● EXERCISE INSTRUCTIONS:
Skip the pictures and extract all of the lines exactly as written.

[Items from a figure collection]
>> START
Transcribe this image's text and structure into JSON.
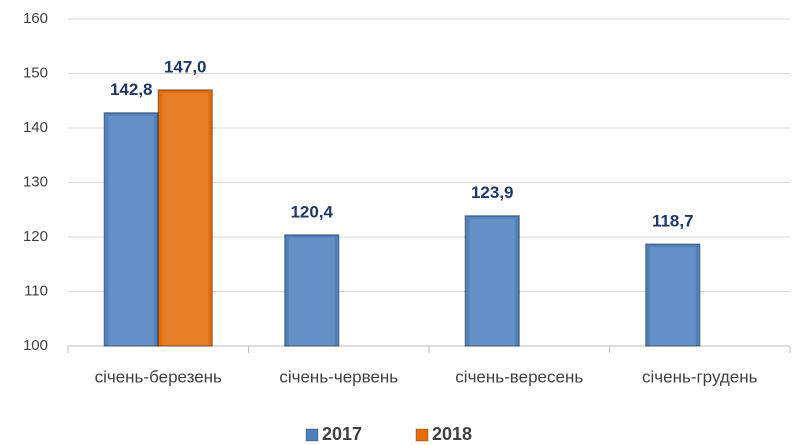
{
  "chart_data": {
    "type": "bar",
    "categories": [
      "січень-березень",
      "січень-червень",
      "січень-вересень",
      "січень-грудень"
    ],
    "series": [
      {
        "name": "2017",
        "color": "#4f81bd",
        "values": [
          142.8,
          120.4,
          123.9,
          118.7
        ],
        "value_labels": [
          "142,8",
          "120,4",
          "123,9",
          "118,7"
        ]
      },
      {
        "name": "2018",
        "color": "#e46c0a",
        "values": [
          147.0,
          null,
          null,
          null
        ],
        "value_labels": [
          "147,0",
          null,
          null,
          null
        ]
      }
    ],
    "ylim": [
      100,
      160
    ],
    "yticks": [
      100,
      110,
      120,
      130,
      140,
      150,
      160
    ],
    "grid": true,
    "legend": "bottom"
  }
}
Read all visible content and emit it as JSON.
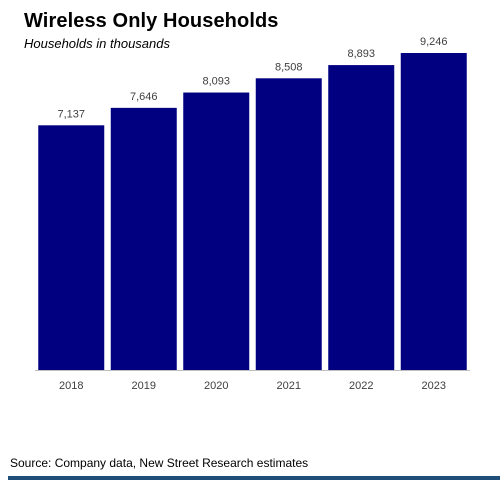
>> END
● COMPLETE RESPONSE:
Transcribe this image's text and structure into JSON.
{
  "chart_data": {
    "type": "bar",
    "categories": [
      "січень-березень",
      "січень-червень",
      "січень-вересень",
      "січень-грудень"
    ],
    "series": [
      {
        "name": "2017",
        "color": "#4f81bd",
        "values": [
          142.8,
          120.4,
          123.9,
          118.7
        ],
        "value_labels": [
          "142,8",
          "120,4",
          "123,9",
          "118,7"
        ]
      },
      {
        "name": "2018",
        "color": "#e46c0a",
        "values": [
          147.0,
          null,
          null,
          null
        ],
        "value_labels": [
          "147,0",
          null,
          null,
          null
        ]
      }
    ],
    "ylim": [
      100,
      160
    ],
    "yticks": [
      100,
      110,
      120,
      130,
      140,
      150,
      160
    ],
    "grid": true,
    "legend": "bottom"
  }
}
Read all visible content and emit it as JSON.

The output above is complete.